WHAT YOU SHOULD DO =
Check every line of the material below for "dSTEC". Give the number of lines that have it, and only that.

RECORDS SHOWN =
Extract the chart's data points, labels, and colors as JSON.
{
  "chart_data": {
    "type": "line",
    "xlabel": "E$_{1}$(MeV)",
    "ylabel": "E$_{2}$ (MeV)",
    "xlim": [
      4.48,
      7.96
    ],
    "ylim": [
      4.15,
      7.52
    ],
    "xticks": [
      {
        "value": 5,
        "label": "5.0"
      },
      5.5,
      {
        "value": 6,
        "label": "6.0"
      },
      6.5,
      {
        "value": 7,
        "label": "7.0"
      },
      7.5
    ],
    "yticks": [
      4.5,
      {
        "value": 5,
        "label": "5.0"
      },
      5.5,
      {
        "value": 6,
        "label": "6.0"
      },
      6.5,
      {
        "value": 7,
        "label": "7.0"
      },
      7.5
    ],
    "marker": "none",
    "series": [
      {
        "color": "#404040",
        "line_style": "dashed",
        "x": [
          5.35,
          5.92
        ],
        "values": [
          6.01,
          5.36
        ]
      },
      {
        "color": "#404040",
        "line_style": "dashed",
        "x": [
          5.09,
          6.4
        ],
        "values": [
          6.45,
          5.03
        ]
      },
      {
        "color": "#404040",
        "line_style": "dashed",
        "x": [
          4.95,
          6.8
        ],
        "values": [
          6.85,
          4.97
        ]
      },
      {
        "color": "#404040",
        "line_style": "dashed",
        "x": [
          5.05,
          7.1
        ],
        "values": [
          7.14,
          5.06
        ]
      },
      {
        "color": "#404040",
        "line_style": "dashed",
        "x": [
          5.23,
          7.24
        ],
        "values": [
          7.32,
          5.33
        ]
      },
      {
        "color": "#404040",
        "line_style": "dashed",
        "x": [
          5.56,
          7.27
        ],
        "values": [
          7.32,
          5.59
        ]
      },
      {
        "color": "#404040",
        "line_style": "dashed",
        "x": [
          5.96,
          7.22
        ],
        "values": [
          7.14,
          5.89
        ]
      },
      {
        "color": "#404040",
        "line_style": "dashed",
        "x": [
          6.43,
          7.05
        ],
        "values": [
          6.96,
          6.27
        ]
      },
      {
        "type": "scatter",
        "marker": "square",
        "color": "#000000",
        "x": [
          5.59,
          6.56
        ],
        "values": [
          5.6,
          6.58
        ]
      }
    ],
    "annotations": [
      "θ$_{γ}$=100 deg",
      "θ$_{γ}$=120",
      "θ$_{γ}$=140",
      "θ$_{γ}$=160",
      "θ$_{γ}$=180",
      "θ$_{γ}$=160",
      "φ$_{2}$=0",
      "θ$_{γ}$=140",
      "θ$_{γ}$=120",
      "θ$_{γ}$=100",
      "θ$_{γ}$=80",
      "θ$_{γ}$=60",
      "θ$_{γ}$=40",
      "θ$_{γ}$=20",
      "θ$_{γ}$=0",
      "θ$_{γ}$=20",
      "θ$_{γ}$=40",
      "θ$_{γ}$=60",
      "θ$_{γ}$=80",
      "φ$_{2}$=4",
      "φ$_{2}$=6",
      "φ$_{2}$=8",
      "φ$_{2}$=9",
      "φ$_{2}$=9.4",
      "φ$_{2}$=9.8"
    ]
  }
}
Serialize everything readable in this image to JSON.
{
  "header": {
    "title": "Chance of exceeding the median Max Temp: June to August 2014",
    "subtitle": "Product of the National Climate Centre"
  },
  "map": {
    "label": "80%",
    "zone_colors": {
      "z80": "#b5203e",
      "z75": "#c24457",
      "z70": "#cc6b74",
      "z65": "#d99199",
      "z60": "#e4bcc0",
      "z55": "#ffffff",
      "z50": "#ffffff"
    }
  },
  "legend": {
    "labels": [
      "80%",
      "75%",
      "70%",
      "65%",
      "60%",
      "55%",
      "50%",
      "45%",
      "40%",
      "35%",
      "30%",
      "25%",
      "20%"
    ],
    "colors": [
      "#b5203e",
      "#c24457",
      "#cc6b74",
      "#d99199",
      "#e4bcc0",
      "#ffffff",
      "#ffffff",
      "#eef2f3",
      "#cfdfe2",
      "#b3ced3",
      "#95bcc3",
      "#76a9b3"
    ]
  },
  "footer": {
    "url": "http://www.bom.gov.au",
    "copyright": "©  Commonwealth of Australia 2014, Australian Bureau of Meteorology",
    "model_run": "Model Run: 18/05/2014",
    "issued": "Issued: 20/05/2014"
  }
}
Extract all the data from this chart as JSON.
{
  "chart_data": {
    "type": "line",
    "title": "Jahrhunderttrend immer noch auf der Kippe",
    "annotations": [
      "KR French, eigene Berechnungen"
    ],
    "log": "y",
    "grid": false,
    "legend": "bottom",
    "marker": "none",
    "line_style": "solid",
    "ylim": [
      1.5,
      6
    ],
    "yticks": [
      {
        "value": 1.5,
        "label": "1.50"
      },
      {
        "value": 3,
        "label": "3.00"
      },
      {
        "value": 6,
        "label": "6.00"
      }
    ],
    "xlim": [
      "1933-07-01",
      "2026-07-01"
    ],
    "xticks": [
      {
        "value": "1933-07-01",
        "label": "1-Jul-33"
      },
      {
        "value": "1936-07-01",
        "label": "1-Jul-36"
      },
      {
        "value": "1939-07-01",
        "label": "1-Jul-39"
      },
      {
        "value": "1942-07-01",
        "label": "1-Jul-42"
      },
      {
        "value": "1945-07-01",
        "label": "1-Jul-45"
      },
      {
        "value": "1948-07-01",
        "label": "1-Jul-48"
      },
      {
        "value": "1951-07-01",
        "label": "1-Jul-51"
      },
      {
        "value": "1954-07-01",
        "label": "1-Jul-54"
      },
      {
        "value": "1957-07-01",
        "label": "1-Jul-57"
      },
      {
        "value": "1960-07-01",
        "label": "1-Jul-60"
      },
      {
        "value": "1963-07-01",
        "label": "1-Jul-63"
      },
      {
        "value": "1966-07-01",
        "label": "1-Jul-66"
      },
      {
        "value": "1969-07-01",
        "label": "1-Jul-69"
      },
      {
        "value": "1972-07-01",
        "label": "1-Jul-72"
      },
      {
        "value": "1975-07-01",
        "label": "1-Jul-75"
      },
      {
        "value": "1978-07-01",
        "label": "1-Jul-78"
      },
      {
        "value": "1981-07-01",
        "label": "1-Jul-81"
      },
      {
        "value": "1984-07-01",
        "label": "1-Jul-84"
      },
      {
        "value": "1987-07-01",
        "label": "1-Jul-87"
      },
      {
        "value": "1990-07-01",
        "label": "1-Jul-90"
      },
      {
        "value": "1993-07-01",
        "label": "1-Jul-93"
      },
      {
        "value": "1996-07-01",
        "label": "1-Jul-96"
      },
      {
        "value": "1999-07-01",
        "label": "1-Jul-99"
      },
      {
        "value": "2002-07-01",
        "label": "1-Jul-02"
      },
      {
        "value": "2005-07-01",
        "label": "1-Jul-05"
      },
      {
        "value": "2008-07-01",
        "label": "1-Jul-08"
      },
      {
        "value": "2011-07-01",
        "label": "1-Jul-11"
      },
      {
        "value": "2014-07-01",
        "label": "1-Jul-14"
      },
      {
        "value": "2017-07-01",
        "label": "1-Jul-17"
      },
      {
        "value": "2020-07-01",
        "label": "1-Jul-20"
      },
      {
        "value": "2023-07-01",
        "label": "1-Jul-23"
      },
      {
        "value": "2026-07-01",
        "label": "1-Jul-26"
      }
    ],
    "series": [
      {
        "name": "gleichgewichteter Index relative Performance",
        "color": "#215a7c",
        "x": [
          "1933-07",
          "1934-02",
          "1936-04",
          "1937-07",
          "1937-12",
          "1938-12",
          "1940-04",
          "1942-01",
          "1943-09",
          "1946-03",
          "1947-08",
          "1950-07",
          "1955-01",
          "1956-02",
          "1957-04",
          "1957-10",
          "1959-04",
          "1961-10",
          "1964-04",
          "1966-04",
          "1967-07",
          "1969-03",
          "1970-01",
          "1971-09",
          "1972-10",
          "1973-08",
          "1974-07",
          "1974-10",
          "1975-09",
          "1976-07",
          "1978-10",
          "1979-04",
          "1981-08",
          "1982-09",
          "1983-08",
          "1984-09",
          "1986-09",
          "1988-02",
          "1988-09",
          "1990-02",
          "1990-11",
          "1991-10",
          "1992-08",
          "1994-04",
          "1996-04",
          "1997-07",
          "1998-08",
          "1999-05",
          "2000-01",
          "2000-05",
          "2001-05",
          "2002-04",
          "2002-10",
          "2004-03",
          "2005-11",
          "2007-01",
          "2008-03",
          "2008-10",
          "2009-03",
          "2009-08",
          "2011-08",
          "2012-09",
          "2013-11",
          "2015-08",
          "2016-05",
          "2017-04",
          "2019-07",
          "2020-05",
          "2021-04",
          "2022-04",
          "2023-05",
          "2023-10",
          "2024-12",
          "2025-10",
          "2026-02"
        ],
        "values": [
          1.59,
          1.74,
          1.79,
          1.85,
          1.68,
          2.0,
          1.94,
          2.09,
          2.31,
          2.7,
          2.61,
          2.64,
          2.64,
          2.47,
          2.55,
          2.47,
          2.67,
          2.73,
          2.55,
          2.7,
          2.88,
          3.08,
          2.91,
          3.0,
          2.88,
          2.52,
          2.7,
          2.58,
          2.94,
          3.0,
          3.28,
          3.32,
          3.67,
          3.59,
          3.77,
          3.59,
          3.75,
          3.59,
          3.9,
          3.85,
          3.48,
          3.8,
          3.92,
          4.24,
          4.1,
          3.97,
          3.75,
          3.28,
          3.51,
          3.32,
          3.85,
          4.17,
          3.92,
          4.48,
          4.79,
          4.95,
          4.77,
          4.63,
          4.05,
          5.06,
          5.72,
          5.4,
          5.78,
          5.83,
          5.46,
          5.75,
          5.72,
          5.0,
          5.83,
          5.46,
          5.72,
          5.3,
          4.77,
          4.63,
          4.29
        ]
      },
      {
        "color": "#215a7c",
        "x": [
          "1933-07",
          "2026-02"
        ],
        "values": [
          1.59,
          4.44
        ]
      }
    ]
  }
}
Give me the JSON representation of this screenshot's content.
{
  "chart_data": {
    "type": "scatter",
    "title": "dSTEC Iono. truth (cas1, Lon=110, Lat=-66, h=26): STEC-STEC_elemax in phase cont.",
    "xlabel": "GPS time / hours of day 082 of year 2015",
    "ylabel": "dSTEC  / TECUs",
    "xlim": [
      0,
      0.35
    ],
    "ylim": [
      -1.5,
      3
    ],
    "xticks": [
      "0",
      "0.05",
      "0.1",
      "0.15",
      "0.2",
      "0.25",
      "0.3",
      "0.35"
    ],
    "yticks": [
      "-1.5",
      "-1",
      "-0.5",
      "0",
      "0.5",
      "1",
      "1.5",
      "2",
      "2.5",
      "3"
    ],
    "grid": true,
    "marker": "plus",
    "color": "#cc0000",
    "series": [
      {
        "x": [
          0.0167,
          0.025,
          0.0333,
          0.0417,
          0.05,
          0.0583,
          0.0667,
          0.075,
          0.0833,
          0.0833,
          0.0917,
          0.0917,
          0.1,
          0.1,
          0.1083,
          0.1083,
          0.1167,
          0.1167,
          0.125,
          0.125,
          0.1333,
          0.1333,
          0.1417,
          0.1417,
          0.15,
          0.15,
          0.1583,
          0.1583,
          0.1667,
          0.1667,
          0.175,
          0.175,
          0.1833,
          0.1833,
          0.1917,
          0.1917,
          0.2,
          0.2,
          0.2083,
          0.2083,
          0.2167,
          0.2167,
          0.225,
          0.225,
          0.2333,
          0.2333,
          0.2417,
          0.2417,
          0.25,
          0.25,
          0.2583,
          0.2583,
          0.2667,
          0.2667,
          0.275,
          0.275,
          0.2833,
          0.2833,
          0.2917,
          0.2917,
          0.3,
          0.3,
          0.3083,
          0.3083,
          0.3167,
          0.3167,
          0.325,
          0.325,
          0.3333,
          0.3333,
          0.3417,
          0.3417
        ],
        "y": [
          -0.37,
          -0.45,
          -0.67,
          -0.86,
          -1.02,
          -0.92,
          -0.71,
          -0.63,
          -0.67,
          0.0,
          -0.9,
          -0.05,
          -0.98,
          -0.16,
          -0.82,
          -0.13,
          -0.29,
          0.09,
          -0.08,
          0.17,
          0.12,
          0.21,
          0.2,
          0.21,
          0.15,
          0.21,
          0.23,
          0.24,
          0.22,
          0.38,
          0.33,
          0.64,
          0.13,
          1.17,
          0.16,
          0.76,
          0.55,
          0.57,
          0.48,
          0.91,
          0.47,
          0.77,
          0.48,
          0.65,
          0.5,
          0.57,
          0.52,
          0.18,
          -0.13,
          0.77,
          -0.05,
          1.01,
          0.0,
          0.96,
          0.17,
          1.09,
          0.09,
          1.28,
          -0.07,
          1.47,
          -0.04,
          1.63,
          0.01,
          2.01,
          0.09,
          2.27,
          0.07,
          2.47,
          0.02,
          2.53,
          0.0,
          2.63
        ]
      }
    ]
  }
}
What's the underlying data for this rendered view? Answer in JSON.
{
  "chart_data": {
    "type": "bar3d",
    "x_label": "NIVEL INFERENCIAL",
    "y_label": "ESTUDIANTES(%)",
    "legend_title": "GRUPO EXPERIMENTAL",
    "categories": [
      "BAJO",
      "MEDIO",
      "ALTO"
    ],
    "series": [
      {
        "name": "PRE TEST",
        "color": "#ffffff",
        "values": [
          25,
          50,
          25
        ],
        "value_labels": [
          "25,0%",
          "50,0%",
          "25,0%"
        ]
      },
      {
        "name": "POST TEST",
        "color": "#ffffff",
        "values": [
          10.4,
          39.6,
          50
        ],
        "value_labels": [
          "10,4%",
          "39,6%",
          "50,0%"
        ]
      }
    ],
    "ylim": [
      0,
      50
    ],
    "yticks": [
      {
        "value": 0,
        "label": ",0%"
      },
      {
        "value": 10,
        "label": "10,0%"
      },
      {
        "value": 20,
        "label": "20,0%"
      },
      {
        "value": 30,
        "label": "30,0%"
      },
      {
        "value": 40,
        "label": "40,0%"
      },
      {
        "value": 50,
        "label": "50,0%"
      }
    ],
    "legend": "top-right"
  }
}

SOLVED EXERCISE =
2